■ Assigned task
Lines of the material that include the word "SECRETARÍA" are to be counted; only their number should be given.

Start of Block

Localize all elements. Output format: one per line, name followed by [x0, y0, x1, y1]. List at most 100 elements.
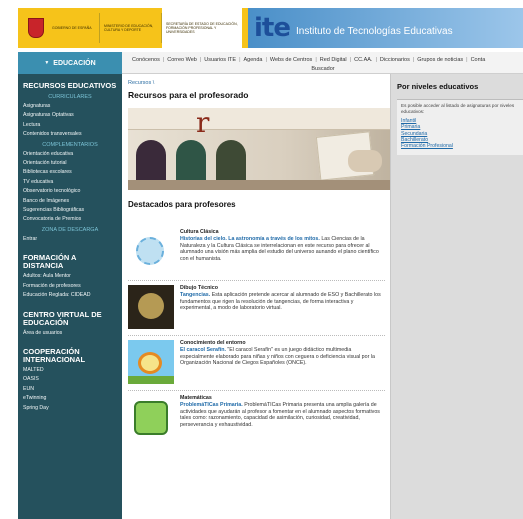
puzzle-icon[interactable]	[128, 395, 174, 439]
sidebar-item-aula-mentor[interactable]: Adultos: Aula Mentor	[18, 272, 122, 281]
featured-description: Tangencias. Esta aplicación pretende ace…	[180, 292, 385, 312]
sidebar-item-contenidos-transversales[interactable]: Contenidos transversales	[18, 130, 122, 139]
sidebar-item-premios[interactable]: Convocatoria de Premios	[18, 215, 122, 224]
gov-text-1: GOBIERNO DE ESPAÑA	[52, 26, 92, 30]
sidebar-item-area-usuarios[interactable]: Área de usuarios	[18, 329, 122, 338]
drawing-icon[interactable]	[128, 285, 174, 329]
sidebar-heading-cooperacion[interactable]: COOPERACIÓN INTERNACIONAL	[18, 346, 122, 366]
gov-block-2: MINISTERIO DE EDUCACIÓN, CULTURA Y DEPOR…	[100, 13, 162, 43]
nav-separator: |	[375, 56, 377, 63]
ite-logo[interactable]: ite	[254, 13, 291, 43]
nav-separator: |	[265, 56, 267, 63]
nav-link-ccaa[interactable]: CC.AA.	[354, 56, 372, 64]
nav-separator: |	[239, 56, 241, 63]
sidebar-item-etwinning[interactable]: eTwinning	[18, 394, 122, 403]
gov-text-3: SECRETARÍA DE ESTADO DE EDUCACIÓN, FORMA…	[166, 22, 238, 34]
featured-body: Conocimiento del entorno El caracol Sera…	[180, 340, 385, 390]
nav-separator: |	[199, 56, 202, 63]
featured-item: Conocimiento del entorno El caracol Sera…	[128, 335, 385, 390]
featured-category: Matemáticas	[180, 395, 212, 401]
sidebar-item-sugerencias[interactable]: Sugerencias Bibliográficas	[18, 206, 122, 215]
sidebar-item-banco-imagenes[interactable]: Banco de Imágenes	[18, 197, 122, 206]
sidebar-item-observatorio[interactable]: Observatorio tecnológico	[18, 187, 122, 196]
nav-link-diccionarios[interactable]: Diccionarios	[380, 56, 410, 64]
featured-item: Cultura Clásica Historias del cielo. La …	[128, 225, 385, 280]
nav-link-conta[interactable]: Conta	[471, 56, 486, 64]
sidebar-heading-cve[interactable]: CENTRO VIRTUAL DE EDUCACIÓN	[18, 309, 122, 329]
sidebar-item-eun[interactable]: EUN	[18, 385, 122, 394]
featured-body: Matemáticas ProblemáTICas Primaria. Prob…	[180, 395, 385, 445]
education-menu-button[interactable]: ▼ EDUCACIÓN	[18, 52, 122, 74]
gov-block-3: SECRETARÍA DE ESTADO DE EDUCACIÓN, FORMA…	[162, 8, 242, 48]
nav-separator: |	[349, 56, 352, 63]
site-name: Instituto de Tecnologías Educativas	[295, 25, 453, 37]
sidebar-item-tv-educativa[interactable]: TV educativa	[18, 178, 122, 187]
sidebar: RECURSOS EDUCATIVOS CURRICULARES Asignat…	[18, 74, 122, 519]
sidebar-heading-formacion[interactable]: FORMACIÓN A DISTANCIA	[18, 252, 122, 272]
nav-link-red-digital[interactable]: Red Digital	[320, 56, 347, 64]
nav-link-agenda[interactable]: Agenda	[244, 56, 263, 64]
nav-link-usuarios-ite[interactable]: Usuarios ITE	[204, 56, 236, 64]
site-header: GOBIERNO DE ESPAÑA MINISTERIO DE EDUCACI…	[18, 8, 523, 48]
sun-icon[interactable]	[128, 229, 174, 273]
featured-link[interactable]: El caracol Serafín.	[180, 347, 226, 353]
levels-box: Es posible acceder al listado de asignat…	[397, 99, 523, 156]
sidebar-item-asignaturas-optativas[interactable]: Asignaturas Optativas	[18, 111, 122, 120]
featured-link[interactable]: Historias del cielo. La astronomía a tra…	[180, 236, 320, 242]
featured-category: Dibujo Técnico	[180, 285, 218, 291]
nav-link-buscador[interactable]: Buscador	[132, 65, 514, 73]
sidebar-item-orientacion-tutorial[interactable]: Orientación tutorial	[18, 159, 122, 168]
sidebar-item-cidead[interactable]: Educación Reglada: CIDEAD	[18, 291, 122, 300]
level-link-fp[interactable]: Formación Profesional	[401, 143, 520, 149]
sidebar-subheading-curriculares: CURRICULARES	[48, 94, 92, 100]
featured-link[interactable]: Tangencias.	[180, 292, 210, 298]
sun-shape	[136, 237, 164, 265]
nav-link-webs-de-centros[interactable]: Webs de Centros	[270, 56, 312, 64]
sidebar-subheading-descarga: ZONA DE DESCARGA	[41, 226, 99, 233]
sidebar-item-orientacion-educativa[interactable]: Orientación educativa	[18, 150, 122, 159]
featured-category: Cultura Clásica	[180, 229, 219, 235]
breadcrumb[interactable]: Recursos \	[128, 80, 385, 86]
sidebar-item-malted[interactable]: MALTED	[18, 366, 122, 375]
featured-description: Historias del cielo. La astronomía a tra…	[180, 236, 385, 262]
page-title: Recursos para el profesorado	[128, 90, 249, 100]
sidebar-item-bibliotecas-escolares[interactable]: Bibliotecas escolares	[18, 168, 122, 177]
snail-icon[interactable]	[128, 340, 174, 384]
sidebar-subheading-complementarios: COMPLEMENTARIOS	[42, 141, 98, 148]
snail-grass	[128, 376, 174, 384]
nav-separator: |	[315, 56, 317, 63]
featured-text: Esta aplicación pretende acercar al alum…	[180, 292, 381, 312]
featured-category: Conocimiento del entorno	[180, 340, 246, 346]
gov-block-1: GOBIERNO DE ESPAÑA	[48, 13, 100, 43]
featured-item: Dibujo Técnico Tangencias. Esta aplicaci…	[128, 280, 385, 335]
top-nav: Conócenos | Correo Web | Usuarios ITE | Age…	[122, 52, 523, 74]
sidebar-item-entrar[interactable]: Entrar	[18, 235, 122, 244]
banner-hand	[348, 150, 382, 172]
sidebar-item-lectura[interactable]: Lectura	[18, 121, 122, 130]
triangle-down-icon: ▼	[44, 60, 50, 66]
levels-note: Es posible acceder al listado de asignat…	[401, 103, 515, 114]
nav-link-grupos-de-noticias[interactable]: Grupos de noticias	[417, 56, 463, 64]
featured-link[interactable]: ProblemáTICas Primaria.	[180, 402, 243, 408]
levels-heading: Por niveles educativos	[397, 82, 479, 91]
ite-banner[interactable]: ite Instituto de Tecnologías Educativas	[248, 8, 523, 48]
levels-list: Infantil Primaria Secundaria Bachillerat…	[401, 118, 520, 149]
puzzle-box	[134, 401, 168, 435]
sidebar-item-formacion-profesores[interactable]: Formación de profesores	[18, 282, 122, 291]
sidebar-item-oasis[interactable]: OASIS	[18, 375, 122, 384]
nav-link-conocenos[interactable]: Conócenos	[132, 56, 160, 64]
right-panel: Por niveles educativos Es posible accede…	[390, 74, 523, 519]
sidebar-heading-recursos[interactable]: RECURSOS EDUCATIVOS	[18, 80, 122, 92]
nav-separator: |	[466, 56, 468, 63]
banner-strip	[128, 108, 390, 130]
nav-row: ▼ EDUCACIÓN Conócenos | Correo Web | Usuar…	[18, 52, 523, 74]
featured-heading: Destacados para profesores	[128, 200, 236, 209]
government-banner[interactable]: GOBIERNO DE ESPAÑA MINISTERIO DE EDUCACI…	[18, 8, 248, 48]
drawing-spot	[138, 293, 164, 319]
sidebar-item-spring-day[interactable]: Spring Day	[18, 404, 122, 413]
sidebar-item-asignaturas[interactable]: Asignaturas	[18, 102, 122, 111]
nav-link-correo-web[interactable]: Correo Web	[167, 56, 197, 64]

End of Block

■ Response for this exercise
2